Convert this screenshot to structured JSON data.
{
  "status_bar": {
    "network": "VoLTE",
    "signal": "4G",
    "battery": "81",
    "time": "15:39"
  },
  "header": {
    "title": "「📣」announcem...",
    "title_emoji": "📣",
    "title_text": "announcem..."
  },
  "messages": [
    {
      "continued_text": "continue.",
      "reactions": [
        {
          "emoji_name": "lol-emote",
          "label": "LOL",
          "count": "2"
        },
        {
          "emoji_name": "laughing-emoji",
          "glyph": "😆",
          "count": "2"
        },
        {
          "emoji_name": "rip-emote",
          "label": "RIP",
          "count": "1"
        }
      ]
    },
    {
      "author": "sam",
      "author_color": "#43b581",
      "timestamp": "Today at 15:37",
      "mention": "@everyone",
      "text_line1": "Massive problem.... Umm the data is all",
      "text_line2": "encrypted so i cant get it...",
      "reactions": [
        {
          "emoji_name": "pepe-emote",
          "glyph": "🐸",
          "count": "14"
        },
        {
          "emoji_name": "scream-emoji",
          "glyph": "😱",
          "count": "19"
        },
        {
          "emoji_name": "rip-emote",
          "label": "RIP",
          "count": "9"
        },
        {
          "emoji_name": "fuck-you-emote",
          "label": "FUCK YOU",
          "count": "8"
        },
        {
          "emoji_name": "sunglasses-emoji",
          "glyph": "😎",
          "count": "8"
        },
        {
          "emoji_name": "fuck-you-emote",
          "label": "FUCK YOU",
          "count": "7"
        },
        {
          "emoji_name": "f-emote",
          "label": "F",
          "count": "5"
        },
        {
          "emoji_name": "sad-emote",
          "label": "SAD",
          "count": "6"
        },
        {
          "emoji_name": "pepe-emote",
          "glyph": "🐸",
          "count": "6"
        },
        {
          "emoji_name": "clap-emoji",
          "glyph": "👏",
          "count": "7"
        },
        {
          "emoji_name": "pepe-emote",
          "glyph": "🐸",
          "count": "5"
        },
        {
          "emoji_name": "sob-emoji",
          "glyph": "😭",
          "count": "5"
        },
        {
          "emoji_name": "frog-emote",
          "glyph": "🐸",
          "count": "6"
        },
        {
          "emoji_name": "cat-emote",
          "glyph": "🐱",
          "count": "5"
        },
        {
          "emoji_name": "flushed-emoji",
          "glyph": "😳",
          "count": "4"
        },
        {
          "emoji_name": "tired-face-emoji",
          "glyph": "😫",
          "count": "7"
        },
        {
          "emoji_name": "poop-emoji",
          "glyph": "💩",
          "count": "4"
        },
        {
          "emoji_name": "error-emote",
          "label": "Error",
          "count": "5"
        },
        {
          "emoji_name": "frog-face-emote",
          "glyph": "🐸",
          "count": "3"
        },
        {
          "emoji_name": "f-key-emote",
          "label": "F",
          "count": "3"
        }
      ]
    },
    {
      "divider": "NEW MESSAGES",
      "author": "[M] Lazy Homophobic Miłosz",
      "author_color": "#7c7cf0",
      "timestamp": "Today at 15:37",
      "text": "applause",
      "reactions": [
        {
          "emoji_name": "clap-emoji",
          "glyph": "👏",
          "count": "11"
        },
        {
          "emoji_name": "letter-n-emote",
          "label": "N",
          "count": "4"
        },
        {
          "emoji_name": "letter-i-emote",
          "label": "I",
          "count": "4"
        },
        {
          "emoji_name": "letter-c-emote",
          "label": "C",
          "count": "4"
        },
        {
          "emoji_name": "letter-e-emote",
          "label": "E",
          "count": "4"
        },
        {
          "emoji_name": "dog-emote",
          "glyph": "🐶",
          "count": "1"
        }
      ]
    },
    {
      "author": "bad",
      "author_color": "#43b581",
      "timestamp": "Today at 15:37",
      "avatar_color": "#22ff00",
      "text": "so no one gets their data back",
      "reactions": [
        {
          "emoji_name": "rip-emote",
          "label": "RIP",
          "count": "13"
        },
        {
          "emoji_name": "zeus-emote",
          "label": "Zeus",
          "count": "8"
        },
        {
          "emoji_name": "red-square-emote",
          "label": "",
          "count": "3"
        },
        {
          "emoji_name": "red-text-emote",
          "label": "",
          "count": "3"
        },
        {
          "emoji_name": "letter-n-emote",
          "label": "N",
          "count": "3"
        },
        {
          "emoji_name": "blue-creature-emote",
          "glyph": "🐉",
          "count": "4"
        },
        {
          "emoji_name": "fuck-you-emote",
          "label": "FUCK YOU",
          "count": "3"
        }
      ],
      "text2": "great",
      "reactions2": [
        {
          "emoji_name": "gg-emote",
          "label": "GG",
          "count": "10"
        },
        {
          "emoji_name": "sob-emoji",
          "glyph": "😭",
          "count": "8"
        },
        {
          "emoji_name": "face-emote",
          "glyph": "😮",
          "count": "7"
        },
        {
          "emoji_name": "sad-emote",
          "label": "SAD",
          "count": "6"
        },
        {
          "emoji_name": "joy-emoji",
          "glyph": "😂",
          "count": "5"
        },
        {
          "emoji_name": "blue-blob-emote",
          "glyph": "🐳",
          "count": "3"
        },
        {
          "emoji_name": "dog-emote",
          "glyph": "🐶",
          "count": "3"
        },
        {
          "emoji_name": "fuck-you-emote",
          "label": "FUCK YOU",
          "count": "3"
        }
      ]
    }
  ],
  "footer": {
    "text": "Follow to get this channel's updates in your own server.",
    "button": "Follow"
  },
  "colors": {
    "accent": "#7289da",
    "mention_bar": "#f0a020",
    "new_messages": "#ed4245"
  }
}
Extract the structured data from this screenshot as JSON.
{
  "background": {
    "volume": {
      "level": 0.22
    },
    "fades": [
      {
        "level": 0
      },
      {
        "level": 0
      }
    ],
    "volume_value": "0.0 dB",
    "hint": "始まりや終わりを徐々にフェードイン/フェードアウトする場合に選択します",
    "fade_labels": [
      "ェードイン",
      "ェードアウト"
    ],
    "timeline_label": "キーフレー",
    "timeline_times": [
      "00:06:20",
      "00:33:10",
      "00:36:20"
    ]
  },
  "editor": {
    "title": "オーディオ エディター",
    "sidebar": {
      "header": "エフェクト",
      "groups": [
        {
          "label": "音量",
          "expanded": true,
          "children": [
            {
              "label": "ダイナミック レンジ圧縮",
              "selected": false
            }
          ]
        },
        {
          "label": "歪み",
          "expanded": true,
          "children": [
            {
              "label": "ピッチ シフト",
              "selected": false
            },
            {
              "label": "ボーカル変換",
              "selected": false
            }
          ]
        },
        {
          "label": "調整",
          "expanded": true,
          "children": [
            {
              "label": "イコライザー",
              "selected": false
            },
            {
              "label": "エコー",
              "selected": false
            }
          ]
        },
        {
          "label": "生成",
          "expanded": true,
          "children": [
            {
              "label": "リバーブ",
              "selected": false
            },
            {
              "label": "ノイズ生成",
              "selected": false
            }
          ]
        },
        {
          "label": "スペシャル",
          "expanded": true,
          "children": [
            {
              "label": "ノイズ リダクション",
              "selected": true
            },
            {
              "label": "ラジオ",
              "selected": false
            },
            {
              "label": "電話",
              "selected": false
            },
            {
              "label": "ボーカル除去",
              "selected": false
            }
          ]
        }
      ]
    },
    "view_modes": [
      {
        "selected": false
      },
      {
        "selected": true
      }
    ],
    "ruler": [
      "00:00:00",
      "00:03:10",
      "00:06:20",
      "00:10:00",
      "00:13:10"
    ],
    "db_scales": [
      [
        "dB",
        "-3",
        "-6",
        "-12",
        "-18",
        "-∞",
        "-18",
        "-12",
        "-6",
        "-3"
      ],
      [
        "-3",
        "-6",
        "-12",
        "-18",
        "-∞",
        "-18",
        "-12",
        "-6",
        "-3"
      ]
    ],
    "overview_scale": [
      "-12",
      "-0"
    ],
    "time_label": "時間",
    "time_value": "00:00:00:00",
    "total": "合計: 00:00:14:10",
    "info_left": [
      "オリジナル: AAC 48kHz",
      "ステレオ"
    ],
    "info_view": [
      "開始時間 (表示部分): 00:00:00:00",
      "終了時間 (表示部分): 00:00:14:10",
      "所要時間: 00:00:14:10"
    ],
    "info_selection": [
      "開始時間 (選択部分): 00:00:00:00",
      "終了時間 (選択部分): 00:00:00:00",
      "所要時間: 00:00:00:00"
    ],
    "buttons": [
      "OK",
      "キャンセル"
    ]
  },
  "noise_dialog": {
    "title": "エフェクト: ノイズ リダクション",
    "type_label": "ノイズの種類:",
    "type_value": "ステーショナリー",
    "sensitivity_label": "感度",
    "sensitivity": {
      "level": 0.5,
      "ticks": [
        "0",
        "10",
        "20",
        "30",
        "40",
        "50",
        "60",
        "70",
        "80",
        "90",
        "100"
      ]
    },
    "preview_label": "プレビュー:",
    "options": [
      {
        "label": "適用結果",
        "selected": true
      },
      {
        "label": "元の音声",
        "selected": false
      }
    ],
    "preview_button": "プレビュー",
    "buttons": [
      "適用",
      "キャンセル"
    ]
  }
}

§ EXERCISE DESCRIPTION
Collect each line above holding the string "screenshot".

§ RESPONSE TO THIS EXERCISE
Convert this screenshot to structured JSON data.
Extract the structured data from this screenshot as JSON.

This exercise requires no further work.